SUPPLIED INFORMATION:

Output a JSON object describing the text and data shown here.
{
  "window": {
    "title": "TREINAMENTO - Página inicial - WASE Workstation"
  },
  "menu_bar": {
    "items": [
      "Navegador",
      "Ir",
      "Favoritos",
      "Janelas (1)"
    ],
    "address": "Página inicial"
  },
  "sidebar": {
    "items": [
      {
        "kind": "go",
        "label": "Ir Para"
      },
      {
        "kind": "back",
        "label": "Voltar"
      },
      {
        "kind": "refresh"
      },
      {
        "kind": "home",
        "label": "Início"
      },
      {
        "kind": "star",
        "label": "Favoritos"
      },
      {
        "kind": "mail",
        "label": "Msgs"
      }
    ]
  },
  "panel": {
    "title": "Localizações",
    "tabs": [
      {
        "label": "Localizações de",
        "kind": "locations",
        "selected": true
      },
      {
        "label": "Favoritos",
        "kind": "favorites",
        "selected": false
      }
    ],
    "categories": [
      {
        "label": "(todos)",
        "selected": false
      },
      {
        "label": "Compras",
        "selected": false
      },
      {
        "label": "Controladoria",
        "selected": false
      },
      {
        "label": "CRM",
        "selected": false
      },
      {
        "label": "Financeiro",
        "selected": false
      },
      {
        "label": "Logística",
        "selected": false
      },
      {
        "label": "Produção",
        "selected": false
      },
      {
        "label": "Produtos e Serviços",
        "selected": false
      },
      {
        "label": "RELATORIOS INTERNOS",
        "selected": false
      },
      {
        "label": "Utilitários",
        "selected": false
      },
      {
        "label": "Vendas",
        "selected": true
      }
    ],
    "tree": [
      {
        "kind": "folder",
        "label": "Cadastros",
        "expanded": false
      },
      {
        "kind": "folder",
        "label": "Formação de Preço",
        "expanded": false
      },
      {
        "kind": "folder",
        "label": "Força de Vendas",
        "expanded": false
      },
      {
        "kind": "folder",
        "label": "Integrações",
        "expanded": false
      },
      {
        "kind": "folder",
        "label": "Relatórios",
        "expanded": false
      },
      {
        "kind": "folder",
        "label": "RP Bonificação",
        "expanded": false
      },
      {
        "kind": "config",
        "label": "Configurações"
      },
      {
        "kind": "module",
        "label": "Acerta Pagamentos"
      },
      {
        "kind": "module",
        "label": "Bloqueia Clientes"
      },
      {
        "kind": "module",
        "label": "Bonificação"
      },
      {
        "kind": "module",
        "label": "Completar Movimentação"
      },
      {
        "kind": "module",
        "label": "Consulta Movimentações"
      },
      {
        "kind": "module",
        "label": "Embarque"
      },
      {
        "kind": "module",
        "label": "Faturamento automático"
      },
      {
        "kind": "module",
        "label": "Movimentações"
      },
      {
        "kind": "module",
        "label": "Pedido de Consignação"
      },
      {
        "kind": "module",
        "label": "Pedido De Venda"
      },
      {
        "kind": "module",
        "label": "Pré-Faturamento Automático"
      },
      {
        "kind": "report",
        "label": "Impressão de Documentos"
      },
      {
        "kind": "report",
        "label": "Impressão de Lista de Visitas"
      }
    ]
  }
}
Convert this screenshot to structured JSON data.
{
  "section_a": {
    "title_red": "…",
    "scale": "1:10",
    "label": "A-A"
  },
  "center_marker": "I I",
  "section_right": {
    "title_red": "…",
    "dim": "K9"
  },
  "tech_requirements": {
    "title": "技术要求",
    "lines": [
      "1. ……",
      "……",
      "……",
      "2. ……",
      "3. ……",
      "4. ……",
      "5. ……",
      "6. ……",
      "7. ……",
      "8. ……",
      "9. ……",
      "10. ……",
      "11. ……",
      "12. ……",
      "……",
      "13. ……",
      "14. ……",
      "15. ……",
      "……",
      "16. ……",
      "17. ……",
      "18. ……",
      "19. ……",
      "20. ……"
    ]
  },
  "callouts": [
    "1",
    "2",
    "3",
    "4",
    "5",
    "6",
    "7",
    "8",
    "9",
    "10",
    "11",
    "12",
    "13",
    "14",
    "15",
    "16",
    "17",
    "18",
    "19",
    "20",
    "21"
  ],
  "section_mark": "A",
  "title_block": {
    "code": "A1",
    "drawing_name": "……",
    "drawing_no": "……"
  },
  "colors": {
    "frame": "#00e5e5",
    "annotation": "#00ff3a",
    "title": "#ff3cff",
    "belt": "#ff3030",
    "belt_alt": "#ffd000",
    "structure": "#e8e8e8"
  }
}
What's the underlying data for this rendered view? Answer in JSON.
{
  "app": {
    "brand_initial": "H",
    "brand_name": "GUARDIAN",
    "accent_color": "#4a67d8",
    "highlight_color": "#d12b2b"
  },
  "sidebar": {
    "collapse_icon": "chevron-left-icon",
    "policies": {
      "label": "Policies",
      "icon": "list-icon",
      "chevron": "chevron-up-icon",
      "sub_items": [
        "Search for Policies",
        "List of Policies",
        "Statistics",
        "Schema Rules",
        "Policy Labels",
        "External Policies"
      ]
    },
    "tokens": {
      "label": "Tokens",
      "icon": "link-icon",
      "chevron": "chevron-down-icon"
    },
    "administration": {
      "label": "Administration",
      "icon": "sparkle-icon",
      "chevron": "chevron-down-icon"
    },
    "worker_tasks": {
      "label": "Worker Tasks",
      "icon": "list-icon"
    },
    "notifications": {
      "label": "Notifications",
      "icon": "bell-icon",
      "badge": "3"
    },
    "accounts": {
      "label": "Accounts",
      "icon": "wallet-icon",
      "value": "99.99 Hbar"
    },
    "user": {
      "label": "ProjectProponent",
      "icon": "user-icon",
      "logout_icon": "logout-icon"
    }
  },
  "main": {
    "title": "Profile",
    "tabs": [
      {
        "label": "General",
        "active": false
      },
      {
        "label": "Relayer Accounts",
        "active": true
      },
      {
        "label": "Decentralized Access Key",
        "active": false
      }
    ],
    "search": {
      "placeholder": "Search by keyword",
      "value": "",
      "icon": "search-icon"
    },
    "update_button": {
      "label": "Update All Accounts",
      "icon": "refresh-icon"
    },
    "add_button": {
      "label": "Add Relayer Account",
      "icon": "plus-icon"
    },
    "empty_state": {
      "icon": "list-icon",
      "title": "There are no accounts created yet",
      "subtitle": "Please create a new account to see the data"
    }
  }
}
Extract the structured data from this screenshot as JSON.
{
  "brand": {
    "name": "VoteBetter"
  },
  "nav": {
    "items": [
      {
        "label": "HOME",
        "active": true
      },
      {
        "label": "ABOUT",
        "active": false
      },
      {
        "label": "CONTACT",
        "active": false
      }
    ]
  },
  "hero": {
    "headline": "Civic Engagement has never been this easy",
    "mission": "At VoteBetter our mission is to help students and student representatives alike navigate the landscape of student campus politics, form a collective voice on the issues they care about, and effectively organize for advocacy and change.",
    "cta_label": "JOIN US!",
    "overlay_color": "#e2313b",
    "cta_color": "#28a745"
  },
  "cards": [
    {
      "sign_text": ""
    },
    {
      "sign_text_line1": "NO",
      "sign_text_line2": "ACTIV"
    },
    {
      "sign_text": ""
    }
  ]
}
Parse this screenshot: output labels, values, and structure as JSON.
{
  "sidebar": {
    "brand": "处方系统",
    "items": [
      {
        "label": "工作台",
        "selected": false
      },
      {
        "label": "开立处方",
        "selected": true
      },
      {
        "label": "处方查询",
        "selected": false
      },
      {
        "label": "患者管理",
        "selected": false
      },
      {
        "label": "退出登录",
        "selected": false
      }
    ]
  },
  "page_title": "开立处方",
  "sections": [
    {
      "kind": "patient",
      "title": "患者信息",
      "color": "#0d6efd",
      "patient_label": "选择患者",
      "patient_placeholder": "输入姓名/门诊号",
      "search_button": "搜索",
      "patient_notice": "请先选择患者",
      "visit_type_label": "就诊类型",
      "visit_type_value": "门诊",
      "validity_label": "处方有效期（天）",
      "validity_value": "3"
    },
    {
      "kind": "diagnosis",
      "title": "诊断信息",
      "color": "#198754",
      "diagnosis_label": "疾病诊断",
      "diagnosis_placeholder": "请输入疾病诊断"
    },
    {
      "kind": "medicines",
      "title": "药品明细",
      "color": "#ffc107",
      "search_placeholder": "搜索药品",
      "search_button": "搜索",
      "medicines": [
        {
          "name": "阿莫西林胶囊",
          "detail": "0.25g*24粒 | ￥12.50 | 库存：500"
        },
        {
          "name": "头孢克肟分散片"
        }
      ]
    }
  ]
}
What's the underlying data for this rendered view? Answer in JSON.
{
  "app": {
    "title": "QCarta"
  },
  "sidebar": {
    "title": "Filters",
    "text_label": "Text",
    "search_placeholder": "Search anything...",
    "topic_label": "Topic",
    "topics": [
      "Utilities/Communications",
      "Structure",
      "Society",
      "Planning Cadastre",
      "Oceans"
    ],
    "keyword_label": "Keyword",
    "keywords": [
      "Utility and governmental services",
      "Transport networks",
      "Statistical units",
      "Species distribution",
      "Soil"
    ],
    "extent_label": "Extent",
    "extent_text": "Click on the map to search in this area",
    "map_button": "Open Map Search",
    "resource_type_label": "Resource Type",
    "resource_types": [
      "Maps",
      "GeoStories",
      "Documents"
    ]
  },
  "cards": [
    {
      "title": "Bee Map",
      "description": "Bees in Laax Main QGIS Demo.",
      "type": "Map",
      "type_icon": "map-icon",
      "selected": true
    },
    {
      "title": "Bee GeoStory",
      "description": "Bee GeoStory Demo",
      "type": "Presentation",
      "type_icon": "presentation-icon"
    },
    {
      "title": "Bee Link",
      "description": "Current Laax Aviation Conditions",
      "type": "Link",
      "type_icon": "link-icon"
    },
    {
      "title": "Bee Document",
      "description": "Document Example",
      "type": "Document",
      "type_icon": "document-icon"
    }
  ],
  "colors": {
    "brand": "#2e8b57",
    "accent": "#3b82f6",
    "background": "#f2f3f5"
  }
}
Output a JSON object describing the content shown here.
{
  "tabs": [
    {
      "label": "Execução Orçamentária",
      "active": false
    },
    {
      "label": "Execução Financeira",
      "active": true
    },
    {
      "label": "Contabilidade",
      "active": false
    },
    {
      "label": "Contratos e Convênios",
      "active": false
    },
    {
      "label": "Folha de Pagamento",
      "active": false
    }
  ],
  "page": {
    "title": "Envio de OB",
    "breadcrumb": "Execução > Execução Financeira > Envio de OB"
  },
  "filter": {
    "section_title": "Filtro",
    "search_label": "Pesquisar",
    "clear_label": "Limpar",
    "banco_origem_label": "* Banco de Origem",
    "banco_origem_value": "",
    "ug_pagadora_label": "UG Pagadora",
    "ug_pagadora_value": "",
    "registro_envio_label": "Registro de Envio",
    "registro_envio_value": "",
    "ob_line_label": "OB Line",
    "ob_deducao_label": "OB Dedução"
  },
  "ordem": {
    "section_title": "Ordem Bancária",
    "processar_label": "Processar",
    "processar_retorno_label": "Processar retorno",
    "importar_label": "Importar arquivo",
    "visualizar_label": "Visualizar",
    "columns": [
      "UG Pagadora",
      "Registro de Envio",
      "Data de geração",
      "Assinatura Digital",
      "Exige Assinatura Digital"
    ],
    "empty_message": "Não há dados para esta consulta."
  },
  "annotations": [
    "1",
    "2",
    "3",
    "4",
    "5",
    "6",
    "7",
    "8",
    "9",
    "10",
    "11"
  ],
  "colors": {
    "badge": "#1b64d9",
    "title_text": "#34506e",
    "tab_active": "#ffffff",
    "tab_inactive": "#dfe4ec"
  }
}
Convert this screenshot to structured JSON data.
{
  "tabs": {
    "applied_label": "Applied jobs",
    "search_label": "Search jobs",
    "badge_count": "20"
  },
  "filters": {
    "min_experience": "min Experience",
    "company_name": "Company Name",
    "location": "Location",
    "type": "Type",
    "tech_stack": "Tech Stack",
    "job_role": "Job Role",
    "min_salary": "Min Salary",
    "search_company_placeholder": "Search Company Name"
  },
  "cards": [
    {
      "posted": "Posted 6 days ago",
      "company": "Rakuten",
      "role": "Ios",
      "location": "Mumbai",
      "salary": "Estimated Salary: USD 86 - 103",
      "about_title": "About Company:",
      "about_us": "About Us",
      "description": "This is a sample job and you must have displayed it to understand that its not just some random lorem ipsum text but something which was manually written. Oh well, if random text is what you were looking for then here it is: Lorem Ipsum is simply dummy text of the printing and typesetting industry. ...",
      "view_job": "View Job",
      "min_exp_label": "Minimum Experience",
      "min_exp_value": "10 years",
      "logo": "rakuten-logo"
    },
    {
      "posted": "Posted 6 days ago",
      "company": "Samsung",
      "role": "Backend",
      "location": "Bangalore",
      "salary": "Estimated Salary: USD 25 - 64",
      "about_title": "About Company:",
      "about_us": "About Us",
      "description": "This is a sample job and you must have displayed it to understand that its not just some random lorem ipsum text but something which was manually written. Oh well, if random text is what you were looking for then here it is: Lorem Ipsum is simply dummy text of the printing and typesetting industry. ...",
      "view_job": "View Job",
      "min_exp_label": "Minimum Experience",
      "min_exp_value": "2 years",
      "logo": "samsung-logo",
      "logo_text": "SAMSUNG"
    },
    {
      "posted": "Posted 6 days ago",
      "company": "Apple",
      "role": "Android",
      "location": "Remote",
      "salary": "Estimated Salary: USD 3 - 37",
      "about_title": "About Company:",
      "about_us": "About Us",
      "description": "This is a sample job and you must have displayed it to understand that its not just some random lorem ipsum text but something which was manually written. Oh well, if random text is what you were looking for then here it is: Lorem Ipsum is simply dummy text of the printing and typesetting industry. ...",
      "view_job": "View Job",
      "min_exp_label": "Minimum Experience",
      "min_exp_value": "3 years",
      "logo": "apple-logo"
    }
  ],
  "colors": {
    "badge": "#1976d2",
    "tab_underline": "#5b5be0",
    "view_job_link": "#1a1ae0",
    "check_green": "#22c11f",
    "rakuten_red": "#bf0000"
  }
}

PROBLEM DETAILS: How many lines in these records hold the string "JSON"? Reply with the number alone.

FINAL ANSWER: 8